### GOAL OF THE EXERCISE
Print all the data, keeping every line exactly as it is.

### GIVEN RECORDS

━━━━━━━━

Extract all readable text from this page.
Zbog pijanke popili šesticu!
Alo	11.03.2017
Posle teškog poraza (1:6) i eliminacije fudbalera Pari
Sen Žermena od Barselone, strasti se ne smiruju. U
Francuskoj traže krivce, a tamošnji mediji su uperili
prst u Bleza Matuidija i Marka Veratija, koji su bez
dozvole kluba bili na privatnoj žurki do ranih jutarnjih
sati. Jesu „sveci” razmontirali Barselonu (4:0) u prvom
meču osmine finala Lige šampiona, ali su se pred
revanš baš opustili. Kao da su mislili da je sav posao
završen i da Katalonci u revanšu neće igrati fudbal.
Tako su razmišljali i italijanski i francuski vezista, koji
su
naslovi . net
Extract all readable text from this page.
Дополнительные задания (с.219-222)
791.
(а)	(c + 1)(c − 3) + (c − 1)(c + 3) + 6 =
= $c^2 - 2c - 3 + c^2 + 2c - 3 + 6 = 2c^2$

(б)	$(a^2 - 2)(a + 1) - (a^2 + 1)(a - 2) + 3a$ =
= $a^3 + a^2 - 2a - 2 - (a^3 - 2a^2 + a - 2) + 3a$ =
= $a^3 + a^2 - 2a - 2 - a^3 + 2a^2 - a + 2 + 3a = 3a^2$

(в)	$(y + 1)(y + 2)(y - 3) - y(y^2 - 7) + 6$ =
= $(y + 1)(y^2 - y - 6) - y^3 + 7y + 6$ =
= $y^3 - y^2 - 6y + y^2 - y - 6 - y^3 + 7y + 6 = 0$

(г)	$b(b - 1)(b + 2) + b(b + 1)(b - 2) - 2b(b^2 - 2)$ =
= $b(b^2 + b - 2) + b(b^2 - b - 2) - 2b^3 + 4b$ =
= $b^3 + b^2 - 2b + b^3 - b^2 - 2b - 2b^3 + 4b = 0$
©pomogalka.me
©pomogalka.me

━━━━━━━━

### PROBLEM SOLUTION
Extract all readable text from this page.
Zbog pijanke popili šesticu!
Alo	11.03.2017
Posle teškog poraza (1:6) i eliminacije fudbalera Pari
Sen Žermena od Barselone, strasti se ne smiruju. U
Francuskoj traže krivce, a tamošnji mediji su uperili
prst u Bleza Matuidija i Marka Veratija, koji su bez
dozvole kluba bili na privatnoj žurki do ranih jutarnjih
sati. Jesu „sveci” razmontirali Barselonu (4:0) u prvom
meču osmine finala Lige šampiona, ali su se pred
revanš baš opustili. Kao da su mislili da je sav posao
završen i da Katalonci u revanšu neće igrati fudbal.
Tako su razmišljali i italijanski i francuski vezista, koji
su
naslovi . net
Extract all readable text from this page.
Дополнительные задания (с.219-222)
791.
(а)	(c + 1)(c − 3) + (c − 1)(c + 3) + 6 =
= $c^2 - 2c - 3 + c^2 + 2c - 3 + 6 = 2c^2$

(б)	$(a^2 - 2)(a + 1) - (a^2 + 1)(a - 2) + 3a$ =
= $a^3 + a^2 - 2a - 2 - (a^3 - 2a^2 + a - 2) + 3a$ =
= $a^3 + a^2 - 2a - 2 - a^3 + 2a^2 - a + 2 + 3a = 3a^2$

(в)	$(y + 1)(y + 2)(y - 3) - y(y^2 - 7) + 6$ =
= $(y + 1)(y^2 - y - 6) - y^3 + 7y + 6$ =
= $y^3 - y^2 - 6y + y^2 - y - 6 - y^3 + 7y + 6 = 0$

(г)	$b(b - 1)(b + 2) + b(b + 1)(b - 2) - 2b(b^2 - 2)$ =
= $b(b^2 + b - 2) + b(b^2 - b - 2) - 2b^3 + 4b$ =
= $b^3 + b^2 - 2b + b^3 - b^2 - 2b - 2b^3 + 4b = 0$
©pomogalka.me
©pomogalka.me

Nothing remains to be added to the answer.